SOURCE RECORDS ▸
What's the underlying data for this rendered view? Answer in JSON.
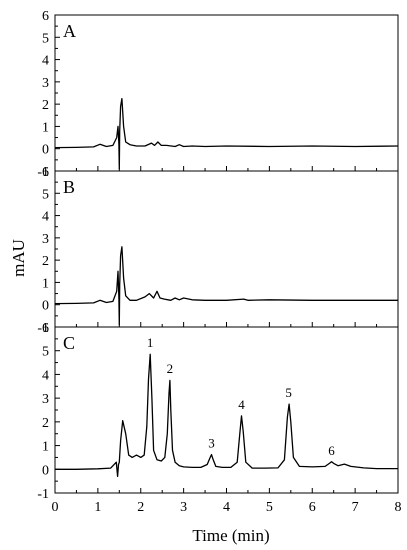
{
  "chart_data": {
    "type": "line",
    "xlabel": "Time (min)",
    "ylabel": "mAU",
    "xlim": [
      0,
      8
    ],
    "xticks": [
      0,
      1,
      2,
      3,
      4,
      5,
      6,
      7,
      8
    ],
    "colors": {
      "line": "#000000",
      "axis": "#000000"
    },
    "grid": false,
    "panels": [
      {
        "label": "A",
        "ylim": [
          -1,
          6
        ],
        "yticks": [
          -1,
          0,
          1,
          2,
          3,
          4,
          5,
          6
        ],
        "peak_labels": [],
        "series": [
          {
            "x": [
              0,
              0.5,
              0.9,
              1.05,
              1.2,
              1.35,
              1.44,
              1.47,
              1.49,
              1.5,
              1.51,
              1.53,
              1.56,
              1.6,
              1.65,
              1.75,
              1.9,
              2.1,
              2.25,
              2.32,
              2.4,
              2.48,
              2.6,
              2.8,
              2.9,
              3.0,
              3.2,
              3.5,
              4.0,
              5.0,
              6.0,
              7.0,
              8.0
            ],
            "y": [
              0.05,
              0.06,
              0.08,
              0.2,
              0.1,
              0.15,
              0.5,
              1.0,
              0.2,
              -0.9,
              0.8,
              1.9,
              2.25,
              1.0,
              0.3,
              0.18,
              0.12,
              0.12,
              0.25,
              0.15,
              0.3,
              0.15,
              0.15,
              0.1,
              0.18,
              0.1,
              0.12,
              0.1,
              0.12,
              0.1,
              0.12,
              0.1,
              0.12
            ]
          }
        ]
      },
      {
        "label": "B",
        "ylim": [
          -1,
          6
        ],
        "yticks": [
          -1,
          0,
          1,
          2,
          3,
          4,
          5,
          6
        ],
        "peak_labels": [],
        "series": [
          {
            "x": [
              0,
              0.5,
              0.9,
              1.05,
              1.2,
              1.35,
              1.44,
              1.47,
              1.49,
              1.5,
              1.51,
              1.53,
              1.56,
              1.6,
              1.65,
              1.75,
              1.9,
              2.1,
              2.2,
              2.3,
              2.38,
              2.45,
              2.55,
              2.7,
              2.8,
              2.9,
              3.0,
              3.2,
              3.5,
              4.0,
              4.4,
              4.5,
              5.0,
              6.0,
              7.0,
              8.0
            ],
            "y": [
              0.05,
              0.06,
              0.08,
              0.2,
              0.1,
              0.15,
              0.6,
              1.5,
              0.3,
              -0.9,
              0.9,
              2.2,
              2.6,
              1.2,
              0.4,
              0.2,
              0.2,
              0.35,
              0.5,
              0.3,
              0.6,
              0.3,
              0.25,
              0.2,
              0.3,
              0.22,
              0.3,
              0.22,
              0.2,
              0.2,
              0.25,
              0.2,
              0.22,
              0.2,
              0.2,
              0.2
            ]
          }
        ]
      },
      {
        "label": "C",
        "ylim": [
          -1,
          6
        ],
        "yticks": [
          -1,
          0,
          1,
          2,
          3,
          4,
          5,
          6
        ],
        "peak_labels": [
          {
            "text": "1",
            "x": 2.22,
            "y": 5.15
          },
          {
            "text": "2",
            "x": 2.68,
            "y": 4.05
          },
          {
            "text": "3",
            "x": 3.65,
            "y": 0.92
          },
          {
            "text": "4",
            "x": 4.35,
            "y": 2.55
          },
          {
            "text": "5",
            "x": 5.45,
            "y": 3.05
          },
          {
            "text": "6",
            "x": 6.45,
            "y": 0.6
          }
        ],
        "series": [
          {
            "x": [
              0,
              0.5,
              1.0,
              1.3,
              1.43,
              1.46,
              1.48,
              1.5,
              1.53,
              1.58,
              1.65,
              1.72,
              1.8,
              1.9,
              2.0,
              2.08,
              2.14,
              2.18,
              2.22,
              2.26,
              2.3,
              2.38,
              2.48,
              2.56,
              2.62,
              2.66,
              2.68,
              2.7,
              2.74,
              2.8,
              2.9,
              3.0,
              3.2,
              3.4,
              3.55,
              3.62,
              3.65,
              3.68,
              3.75,
              3.9,
              4.1,
              4.25,
              4.31,
              4.35,
              4.39,
              4.45,
              4.6,
              4.9,
              5.2,
              5.35,
              5.42,
              5.46,
              5.5,
              5.56,
              5.7,
              6.0,
              6.3,
              6.4,
              6.45,
              6.5,
              6.6,
              6.75,
              6.9,
              7.2,
              7.5,
              8.0
            ],
            "y": [
              0.0,
              0.0,
              0.02,
              0.05,
              0.3,
              -0.3,
              0.2,
              0.3,
              1.2,
              2.05,
              1.5,
              0.6,
              0.5,
              0.6,
              0.5,
              0.6,
              1.8,
              3.8,
              4.85,
              3.0,
              0.8,
              0.4,
              0.35,
              0.5,
              1.5,
              3.2,
              3.75,
              2.5,
              0.8,
              0.3,
              0.15,
              0.1,
              0.08,
              0.08,
              0.2,
              0.5,
              0.62,
              0.45,
              0.12,
              0.08,
              0.08,
              0.3,
              1.5,
              2.25,
              1.6,
              0.3,
              0.05,
              0.05,
              0.06,
              0.4,
              2.2,
              2.75,
              2.0,
              0.5,
              0.12,
              0.1,
              0.12,
              0.25,
              0.32,
              0.25,
              0.15,
              0.22,
              0.12,
              0.06,
              0.03,
              0.03
            ]
          }
        ]
      }
    ]
  }
}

GOAL ▸ Return all of the entries exactly as written, but drop any pictures they hold.

THE RESPONSE ▸
What's the underlying data for this rendered view? Answer in JSON.
{
  "chart_data": {
    "type": "line",
    "xlabel": "Time (min)",
    "ylabel": "mAU",
    "xlim": [
      0,
      8
    ],
    "xticks": [
      0,
      1,
      2,
      3,
      4,
      5,
      6,
      7,
      8
    ],
    "colors": {
      "line": "#000000",
      "axis": "#000000"
    },
    "grid": false,
    "panels": [
      {
        "label": "A",
        "ylim": [
          -1,
          6
        ],
        "yticks": [
          -1,
          0,
          1,
          2,
          3,
          4,
          5,
          6
        ],
        "peak_labels": [],
        "series": [
          {
            "x": [
              0,
              0.5,
              0.9,
              1.05,
              1.2,
              1.35,
              1.44,
              1.47,
              1.49,
              1.5,
              1.51,
              1.53,
              1.56,
              1.6,
              1.65,
              1.75,
              1.9,
              2.1,
              2.25,
              2.32,
              2.4,
              2.48,
              2.6,
              2.8,
              2.9,
              3.0,
              3.2,
              3.5,
              4.0,
              5.0,
              6.0,
              7.0,
              8.0
            ],
            "y": [
              0.05,
              0.06,
              0.08,
              0.2,
              0.1,
              0.15,
              0.5,
              1.0,
              0.2,
              -0.9,
              0.8,
              1.9,
              2.25,
              1.0,
              0.3,
              0.18,
              0.12,
              0.12,
              0.25,
              0.15,
              0.3,
              0.15,
              0.15,
              0.1,
              0.18,
              0.1,
              0.12,
              0.1,
              0.12,
              0.1,
              0.12,
              0.1,
              0.12
            ]
          }
        ]
      },
      {
        "label": "B",
        "ylim": [
          -1,
          6
        ],
        "yticks": [
          -1,
          0,
          1,
          2,
          3,
          4,
          5,
          6
        ],
        "peak_labels": [],
        "series": [
          {
            "x": [
              0,
              0.5,
              0.9,
              1.05,
              1.2,
              1.35,
              1.44,
              1.47,
              1.49,
              1.5,
              1.51,
              1.53,
              1.56,
              1.6,
              1.65,
              1.75,
              1.9,
              2.1,
              2.2,
              2.3,
              2.38,
              2.45,
              2.55,
              2.7,
              2.8,
              2.9,
              3.0,
              3.2,
              3.5,
              4.0,
              4.4,
              4.5,
              5.0,
              6.0,
              7.0,
              8.0
            ],
            "y": [
              0.05,
              0.06,
              0.08,
              0.2,
              0.1,
              0.15,
              0.6,
              1.5,
              0.3,
              -0.9,
              0.9,
              2.2,
              2.6,
              1.2,
              0.4,
              0.2,
              0.2,
              0.35,
              0.5,
              0.3,
              0.6,
              0.3,
              0.25,
              0.2,
              0.3,
              0.22,
              0.3,
              0.22,
              0.2,
              0.2,
              0.25,
              0.2,
              0.22,
              0.2,
              0.2,
              0.2
            ]
          }
        ]
      },
      {
        "label": "C",
        "ylim": [
          -1,
          6
        ],
        "yticks": [
          -1,
          0,
          1,
          2,
          3,
          4,
          5,
          6
        ],
        "peak_labels": [
          {
            "text": "1",
            "x": 2.22,
            "y": 5.15
          },
          {
            "text": "2",
            "x": 2.68,
            "y": 4.05
          },
          {
            "text": "3",
            "x": 3.65,
            "y": 0.92
          },
          {
            "text": "4",
            "x": 4.35,
            "y": 2.55
          },
          {
            "text": "5",
            "x": 5.45,
            "y": 3.05
          },
          {
            "text": "6",
            "x": 6.45,
            "y": 0.6
          }
        ],
        "series": [
          {
            "x": [
              0,
              0.5,
              1.0,
              1.3,
              1.43,
              1.46,
              1.48,
              1.5,
              1.53,
              1.58,
              1.65,
              1.72,
              1.8,
              1.9,
              2.0,
              2.08,
              2.14,
              2.18,
              2.22,
              2.26,
              2.3,
              2.38,
              2.48,
              2.56,
              2.62,
              2.66,
              2.68,
              2.7,
              2.74,
              2.8,
              2.9,
              3.0,
              3.2,
              3.4,
              3.55,
              3.62,
              3.65,
              3.68,
              3.75,
              3.9,
              4.1,
              4.25,
              4.31,
              4.35,
              4.39,
              4.45,
              4.6,
              4.9,
              5.2,
              5.35,
              5.42,
              5.46,
              5.5,
              5.56,
              5.7,
              6.0,
              6.3,
              6.4,
              6.45,
              6.5,
              6.6,
              6.75,
              6.9,
              7.2,
              7.5,
              8.0
            ],
            "y": [
              0.0,
              0.0,
              0.02,
              0.05,
              0.3,
              -0.3,
              0.2,
              0.3,
              1.2,
              2.05,
              1.5,
              0.6,
              0.5,
              0.6,
              0.5,
              0.6,
              1.8,
              3.8,
              4.85,
              3.0,
              0.8,
              0.4,
              0.35,
              0.5,
              1.5,
              3.2,
              3.75,
              2.5,
              0.8,
              0.3,
              0.15,
              0.1,
              0.08,
              0.08,
              0.2,
              0.5,
              0.62,
              0.45,
              0.12,
              0.08,
              0.08,
              0.3,
              1.5,
              2.25,
              1.6,
              0.3,
              0.05,
              0.05,
              0.06,
              0.4,
              2.2,
              2.75,
              2.0,
              0.5,
              0.12,
              0.1,
              0.12,
              0.25,
              0.32,
              0.25,
              0.15,
              0.22,
              0.12,
              0.06,
              0.03,
              0.03
            ]
          }
        ]
      }
    ]
  }
}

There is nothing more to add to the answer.